━━━ Given information

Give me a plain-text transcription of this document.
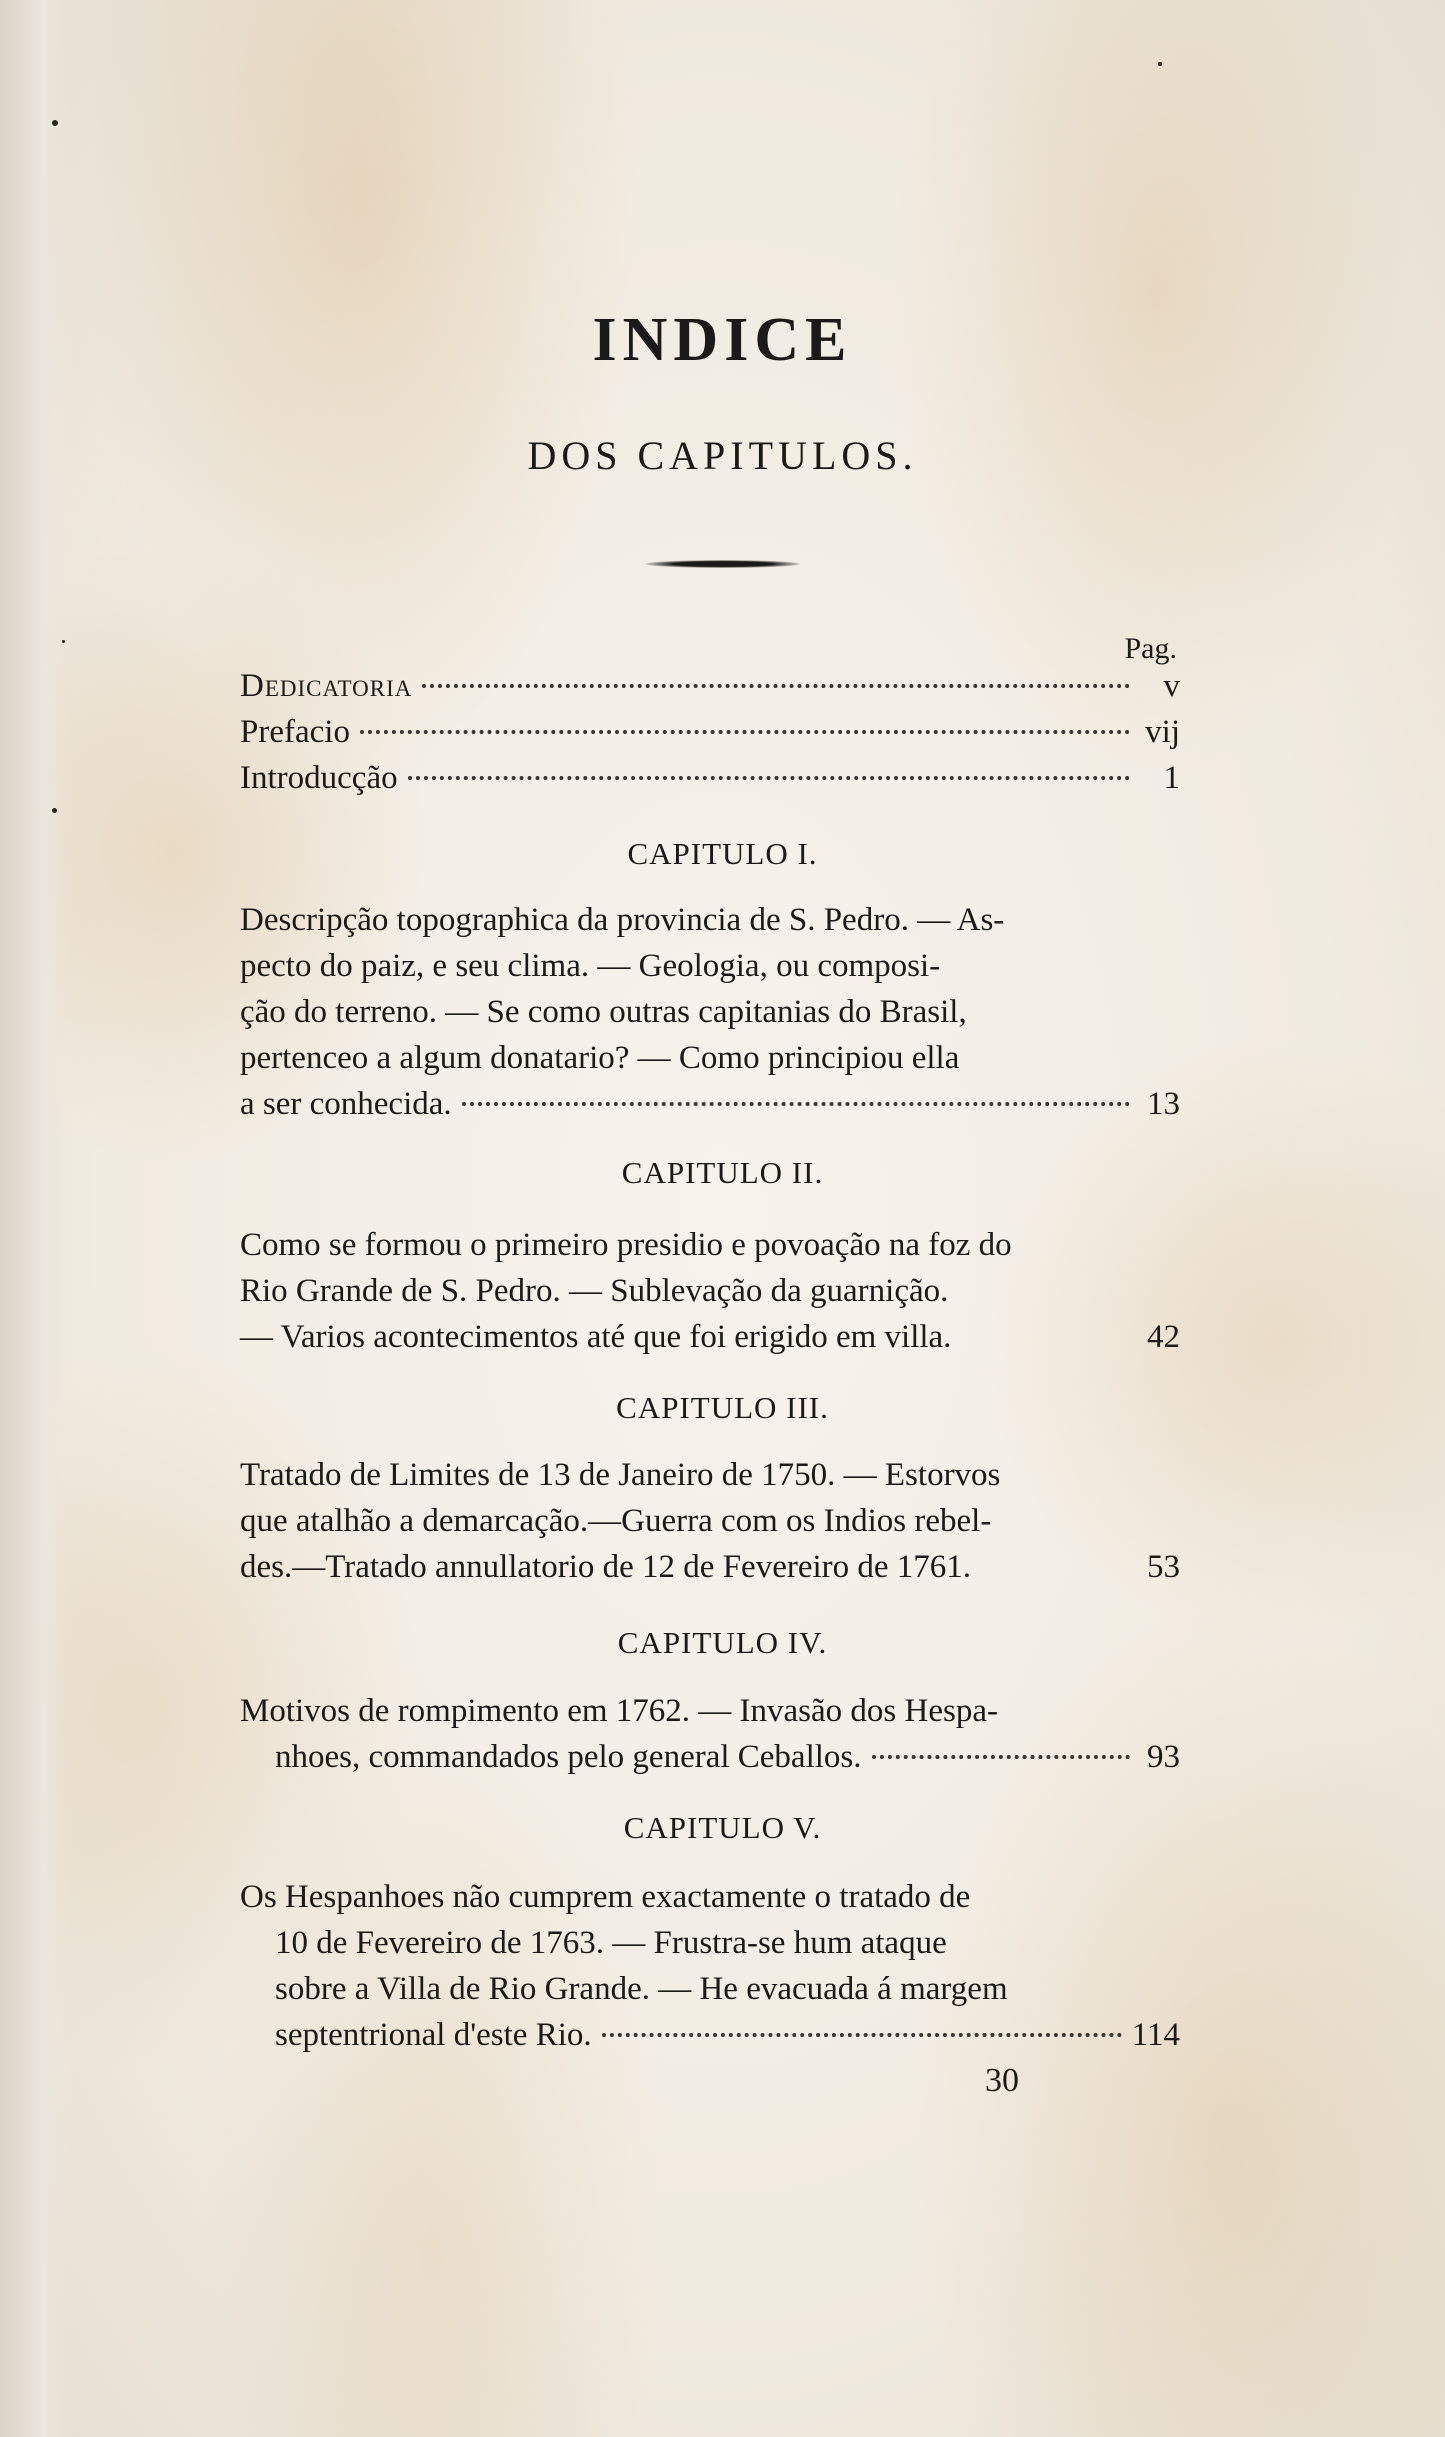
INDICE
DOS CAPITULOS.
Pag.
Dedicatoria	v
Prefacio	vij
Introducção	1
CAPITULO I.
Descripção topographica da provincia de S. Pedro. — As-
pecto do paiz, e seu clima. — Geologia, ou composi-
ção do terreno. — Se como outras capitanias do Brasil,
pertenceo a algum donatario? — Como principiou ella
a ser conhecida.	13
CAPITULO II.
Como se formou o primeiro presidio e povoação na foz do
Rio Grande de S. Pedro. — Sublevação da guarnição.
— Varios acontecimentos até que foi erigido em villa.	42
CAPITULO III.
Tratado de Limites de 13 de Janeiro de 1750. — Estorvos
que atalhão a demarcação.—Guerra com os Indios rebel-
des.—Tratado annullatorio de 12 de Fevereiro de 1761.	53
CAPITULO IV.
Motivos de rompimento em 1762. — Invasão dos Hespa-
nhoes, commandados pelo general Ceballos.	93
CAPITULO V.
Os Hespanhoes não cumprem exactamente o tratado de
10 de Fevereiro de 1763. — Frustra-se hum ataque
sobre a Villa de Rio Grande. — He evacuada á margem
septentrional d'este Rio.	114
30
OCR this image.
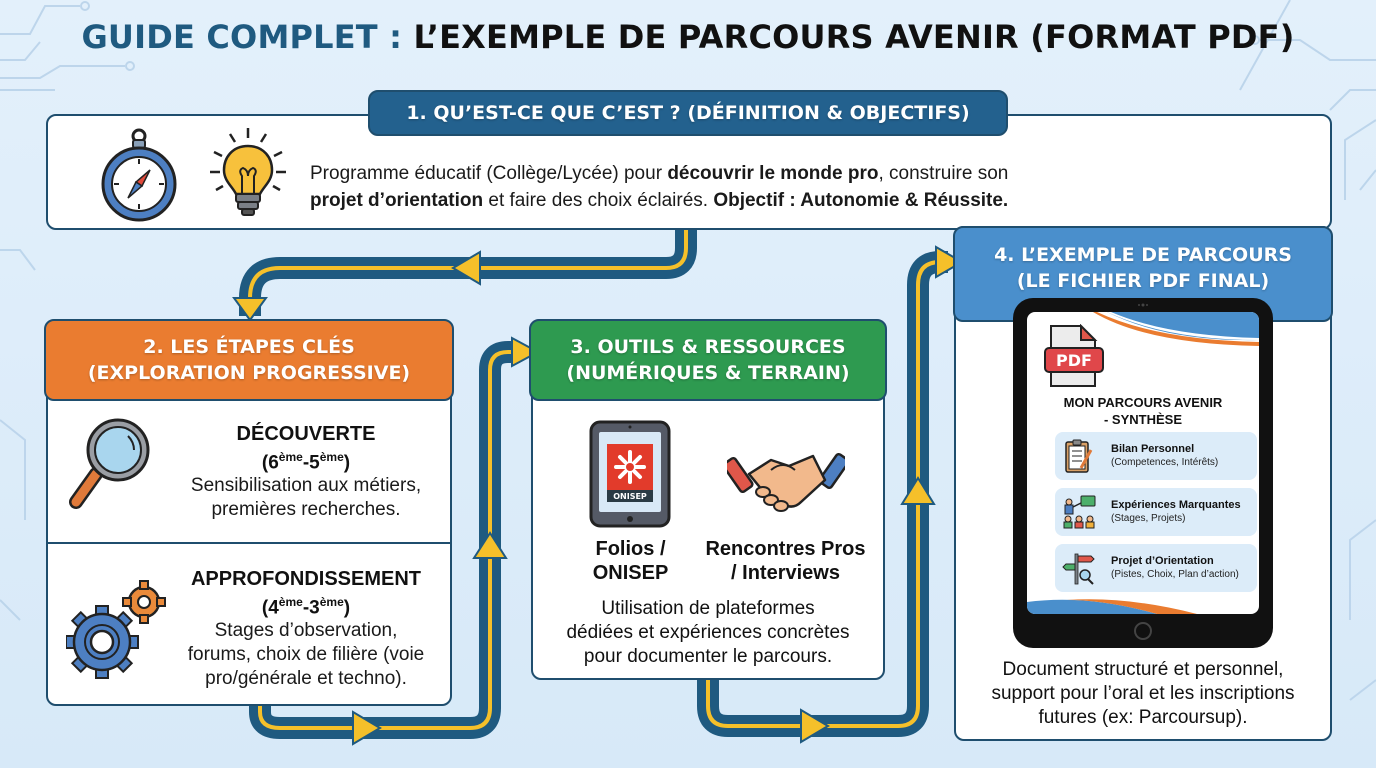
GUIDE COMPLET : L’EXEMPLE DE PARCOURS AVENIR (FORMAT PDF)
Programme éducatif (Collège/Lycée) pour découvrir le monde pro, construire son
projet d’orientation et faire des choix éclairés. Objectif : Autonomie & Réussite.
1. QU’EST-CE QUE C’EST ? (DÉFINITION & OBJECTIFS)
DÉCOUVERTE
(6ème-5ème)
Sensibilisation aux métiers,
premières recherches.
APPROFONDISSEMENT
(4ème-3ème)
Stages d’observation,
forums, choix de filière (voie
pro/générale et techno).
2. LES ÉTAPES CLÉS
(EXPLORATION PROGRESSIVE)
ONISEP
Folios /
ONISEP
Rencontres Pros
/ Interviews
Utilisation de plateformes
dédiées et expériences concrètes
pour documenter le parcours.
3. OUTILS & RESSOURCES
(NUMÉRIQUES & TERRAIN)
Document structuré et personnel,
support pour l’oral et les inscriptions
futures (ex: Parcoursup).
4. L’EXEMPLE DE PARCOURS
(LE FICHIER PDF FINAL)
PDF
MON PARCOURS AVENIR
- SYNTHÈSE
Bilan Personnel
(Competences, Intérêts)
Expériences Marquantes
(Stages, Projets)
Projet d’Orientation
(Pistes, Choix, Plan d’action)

━━━━━━

__Given exercise__.
Please set down each line of the data above exactly as written, without the pictures.

__Solution for this problem__.
Give me a plain-text transcription of this document.
INDICE
DOS CAPITULOS.
Pag.
Dedicatoria	v
Prefacio	vij
Introducção	1
CAPITULO I.
Descripção topographica da provincia de S. Pedro. — As-
pecto do paiz, e seu clima. — Geologia, ou composi-
ção do terreno. — Se como outras capitanias do Brasil,
pertenceo a algum donatario? — Como principiou ella
a ser conhecida.	13
CAPITULO II.
Como se formou o primeiro presidio e povoação na foz do
Rio Grande de S. Pedro. — Sublevação da guarnição.
— Varios acontecimentos até que foi erigido em villa.	42
CAPITULO III.
Tratado de Limites de 13 de Janeiro de 1750. — Estorvos
que atalhão a demarcação.—Guerra com os Indios rebel-
des.—Tratado annullatorio de 12 de Fevereiro de 1761.	53
CAPITULO IV.
Motivos de rompimento em 1762. — Invasão dos Hespa-
nhoes, commandados pelo general Ceballos.	93
CAPITULO V.
Os Hespanhoes não cumprem exactamente o tratado de
10 de Fevereiro de 1763. — Frustra-se hum ataque
sobre a Villa de Rio Grande. — He evacuada á margem
septentrional d'este Rio.	114
30
OCR this image.
GUIDE COMPLET : L’EXEMPLE DE PARCOURS AVENIR (FORMAT PDF)
Programme éducatif (Collège/Lycée) pour découvrir le monde pro, construire son
projet d’orientation et faire des choix éclairés. Objectif : Autonomie & Réussite.
1. QU’EST-CE QUE C’EST ? (DÉFINITION & OBJECTIFS)
DÉCOUVERTE
(6ème-5ème)
Sensibilisation aux métiers,
premières recherches.
APPROFONDISSEMENT
(4ème-3ème)
Stages d’observation,
forums, choix de filière (voie
pro/générale et techno).
2. LES ÉTAPES CLÉS
(EXPLORATION PROGRESSIVE)
ONISEP
Folios /
ONISEP
Rencontres Pros
/ Interviews
Utilisation de plateformes
dédiées et expériences concrètes
pour documenter le parcours.
3. OUTILS & RESSOURCES
(NUMÉRIQUES & TERRAIN)
Document structuré et personnel,
support pour l’oral et les inscriptions
futures (ex: Parcoursup).
4. L’EXEMPLE DE PARCOURS
(LE FICHIER PDF FINAL)
PDF
MON PARCOURS AVENIR
- SYNTHÈSE
Bilan Personnel
(Competences, Intérêts)
Expériences Marquantes
(Stages, Projets)
Projet d’Orientation
(Pistes, Choix, Plan d’action)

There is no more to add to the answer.